> [Data]:
-- -- --

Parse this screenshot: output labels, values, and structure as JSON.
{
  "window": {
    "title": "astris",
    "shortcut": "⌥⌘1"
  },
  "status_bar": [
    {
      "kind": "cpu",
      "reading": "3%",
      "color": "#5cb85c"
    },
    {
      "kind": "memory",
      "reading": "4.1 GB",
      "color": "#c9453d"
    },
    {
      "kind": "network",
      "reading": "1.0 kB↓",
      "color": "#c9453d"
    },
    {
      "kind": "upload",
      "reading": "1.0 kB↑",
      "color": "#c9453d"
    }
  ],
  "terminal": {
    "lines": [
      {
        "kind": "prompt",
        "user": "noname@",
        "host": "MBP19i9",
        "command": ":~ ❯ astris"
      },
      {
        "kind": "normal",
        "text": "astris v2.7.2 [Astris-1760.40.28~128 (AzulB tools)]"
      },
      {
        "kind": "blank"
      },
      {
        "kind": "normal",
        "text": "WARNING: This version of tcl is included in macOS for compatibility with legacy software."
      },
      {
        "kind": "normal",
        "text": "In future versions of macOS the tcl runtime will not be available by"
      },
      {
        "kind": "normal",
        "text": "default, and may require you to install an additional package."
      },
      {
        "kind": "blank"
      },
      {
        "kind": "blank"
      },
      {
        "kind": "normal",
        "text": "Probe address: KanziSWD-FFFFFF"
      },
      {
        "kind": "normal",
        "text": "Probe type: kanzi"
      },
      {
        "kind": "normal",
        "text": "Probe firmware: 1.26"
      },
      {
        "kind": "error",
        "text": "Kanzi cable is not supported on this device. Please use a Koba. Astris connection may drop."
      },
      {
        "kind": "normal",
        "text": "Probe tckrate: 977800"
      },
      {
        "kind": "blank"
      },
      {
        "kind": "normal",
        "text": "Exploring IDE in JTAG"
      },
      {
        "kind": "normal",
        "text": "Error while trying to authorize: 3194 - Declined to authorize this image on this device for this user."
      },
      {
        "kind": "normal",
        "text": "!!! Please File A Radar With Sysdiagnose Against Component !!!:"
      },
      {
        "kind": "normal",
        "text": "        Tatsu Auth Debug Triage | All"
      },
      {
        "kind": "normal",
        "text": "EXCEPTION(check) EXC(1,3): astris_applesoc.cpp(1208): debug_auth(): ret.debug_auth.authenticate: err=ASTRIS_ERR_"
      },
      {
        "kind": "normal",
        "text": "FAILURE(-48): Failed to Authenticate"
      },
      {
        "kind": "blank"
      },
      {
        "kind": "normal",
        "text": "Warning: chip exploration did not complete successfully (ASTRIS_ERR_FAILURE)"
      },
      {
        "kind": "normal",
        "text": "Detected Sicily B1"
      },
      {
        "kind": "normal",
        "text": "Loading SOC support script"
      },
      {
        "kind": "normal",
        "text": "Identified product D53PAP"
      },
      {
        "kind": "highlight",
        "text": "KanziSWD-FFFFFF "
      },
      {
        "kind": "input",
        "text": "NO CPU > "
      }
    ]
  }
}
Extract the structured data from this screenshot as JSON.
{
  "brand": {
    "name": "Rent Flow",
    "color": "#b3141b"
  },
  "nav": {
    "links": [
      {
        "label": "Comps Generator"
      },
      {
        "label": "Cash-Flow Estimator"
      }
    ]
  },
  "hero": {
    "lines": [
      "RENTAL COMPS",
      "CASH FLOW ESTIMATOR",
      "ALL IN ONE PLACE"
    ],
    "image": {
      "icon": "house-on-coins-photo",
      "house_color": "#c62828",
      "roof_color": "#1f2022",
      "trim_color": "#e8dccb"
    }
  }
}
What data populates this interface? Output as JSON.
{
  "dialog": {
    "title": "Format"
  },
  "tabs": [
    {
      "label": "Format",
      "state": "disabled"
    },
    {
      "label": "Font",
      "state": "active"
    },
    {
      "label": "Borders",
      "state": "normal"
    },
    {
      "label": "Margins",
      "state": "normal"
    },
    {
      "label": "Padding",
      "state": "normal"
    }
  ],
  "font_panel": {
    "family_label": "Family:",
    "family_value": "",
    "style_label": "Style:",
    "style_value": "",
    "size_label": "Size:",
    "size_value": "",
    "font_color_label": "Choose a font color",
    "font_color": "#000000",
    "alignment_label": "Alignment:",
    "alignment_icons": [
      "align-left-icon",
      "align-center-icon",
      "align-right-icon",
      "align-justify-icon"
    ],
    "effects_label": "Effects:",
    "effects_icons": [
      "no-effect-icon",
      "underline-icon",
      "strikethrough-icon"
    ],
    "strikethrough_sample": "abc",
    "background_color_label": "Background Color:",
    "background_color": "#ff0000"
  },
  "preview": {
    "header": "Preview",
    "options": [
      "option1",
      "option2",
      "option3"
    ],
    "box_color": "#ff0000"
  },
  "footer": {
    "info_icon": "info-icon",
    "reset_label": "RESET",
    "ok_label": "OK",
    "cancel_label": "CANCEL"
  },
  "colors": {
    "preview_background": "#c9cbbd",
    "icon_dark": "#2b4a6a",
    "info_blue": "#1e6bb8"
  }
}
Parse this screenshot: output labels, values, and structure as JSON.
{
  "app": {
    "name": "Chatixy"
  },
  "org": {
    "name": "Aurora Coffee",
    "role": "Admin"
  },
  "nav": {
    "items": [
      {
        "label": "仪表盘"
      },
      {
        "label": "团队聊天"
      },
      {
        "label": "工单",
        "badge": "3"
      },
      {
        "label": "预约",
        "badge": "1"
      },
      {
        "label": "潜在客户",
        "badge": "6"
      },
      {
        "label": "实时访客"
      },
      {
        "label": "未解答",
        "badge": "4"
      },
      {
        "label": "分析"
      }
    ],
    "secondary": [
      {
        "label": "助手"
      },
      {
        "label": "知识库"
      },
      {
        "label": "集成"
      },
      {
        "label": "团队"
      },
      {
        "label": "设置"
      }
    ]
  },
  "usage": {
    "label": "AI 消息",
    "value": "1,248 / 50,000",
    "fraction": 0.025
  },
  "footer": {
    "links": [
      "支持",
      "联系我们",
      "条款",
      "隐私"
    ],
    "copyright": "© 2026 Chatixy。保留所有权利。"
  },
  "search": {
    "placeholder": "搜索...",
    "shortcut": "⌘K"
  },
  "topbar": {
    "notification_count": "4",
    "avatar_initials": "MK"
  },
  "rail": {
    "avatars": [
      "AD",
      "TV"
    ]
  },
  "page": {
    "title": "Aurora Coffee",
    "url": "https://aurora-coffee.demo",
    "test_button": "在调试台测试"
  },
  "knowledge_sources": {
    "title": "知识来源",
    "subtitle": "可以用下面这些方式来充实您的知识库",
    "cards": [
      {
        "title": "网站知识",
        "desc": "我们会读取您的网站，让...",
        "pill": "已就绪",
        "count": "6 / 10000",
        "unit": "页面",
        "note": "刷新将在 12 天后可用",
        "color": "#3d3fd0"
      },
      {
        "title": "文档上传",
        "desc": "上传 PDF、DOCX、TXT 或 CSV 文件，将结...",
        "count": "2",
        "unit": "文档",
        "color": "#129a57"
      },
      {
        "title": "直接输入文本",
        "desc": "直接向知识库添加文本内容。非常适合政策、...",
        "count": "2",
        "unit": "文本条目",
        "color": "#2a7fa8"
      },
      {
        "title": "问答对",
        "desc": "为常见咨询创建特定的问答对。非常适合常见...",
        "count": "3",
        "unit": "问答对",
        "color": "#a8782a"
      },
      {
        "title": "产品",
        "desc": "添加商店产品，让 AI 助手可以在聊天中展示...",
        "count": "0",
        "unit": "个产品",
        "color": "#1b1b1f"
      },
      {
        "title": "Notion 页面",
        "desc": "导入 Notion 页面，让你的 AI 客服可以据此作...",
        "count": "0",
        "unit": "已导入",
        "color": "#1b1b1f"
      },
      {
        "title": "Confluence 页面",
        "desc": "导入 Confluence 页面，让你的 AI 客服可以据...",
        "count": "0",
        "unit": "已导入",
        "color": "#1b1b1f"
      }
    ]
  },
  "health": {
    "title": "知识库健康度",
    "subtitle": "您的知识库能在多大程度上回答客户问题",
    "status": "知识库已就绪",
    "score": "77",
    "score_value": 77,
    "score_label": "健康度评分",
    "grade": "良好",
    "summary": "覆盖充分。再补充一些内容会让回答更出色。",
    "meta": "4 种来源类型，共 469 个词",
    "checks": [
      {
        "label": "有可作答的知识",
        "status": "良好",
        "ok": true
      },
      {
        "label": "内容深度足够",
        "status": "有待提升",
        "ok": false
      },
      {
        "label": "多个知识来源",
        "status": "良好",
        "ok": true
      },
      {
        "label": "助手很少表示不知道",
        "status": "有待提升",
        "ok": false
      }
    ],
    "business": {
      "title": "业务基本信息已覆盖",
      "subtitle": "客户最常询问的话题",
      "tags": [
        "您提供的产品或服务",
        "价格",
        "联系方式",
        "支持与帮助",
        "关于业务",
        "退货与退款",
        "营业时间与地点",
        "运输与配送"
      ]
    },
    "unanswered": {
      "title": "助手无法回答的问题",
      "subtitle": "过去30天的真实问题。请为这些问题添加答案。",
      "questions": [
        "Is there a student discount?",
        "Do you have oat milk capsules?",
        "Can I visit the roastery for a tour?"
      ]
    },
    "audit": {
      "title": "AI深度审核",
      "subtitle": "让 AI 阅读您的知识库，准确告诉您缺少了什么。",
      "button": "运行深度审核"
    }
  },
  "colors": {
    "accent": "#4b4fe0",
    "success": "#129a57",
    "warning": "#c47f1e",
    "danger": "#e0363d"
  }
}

-- -- --

> [Your instructions]: Tally the lines in the records above that contain the word "unit", and give only that number.

> [Worked answer]: 7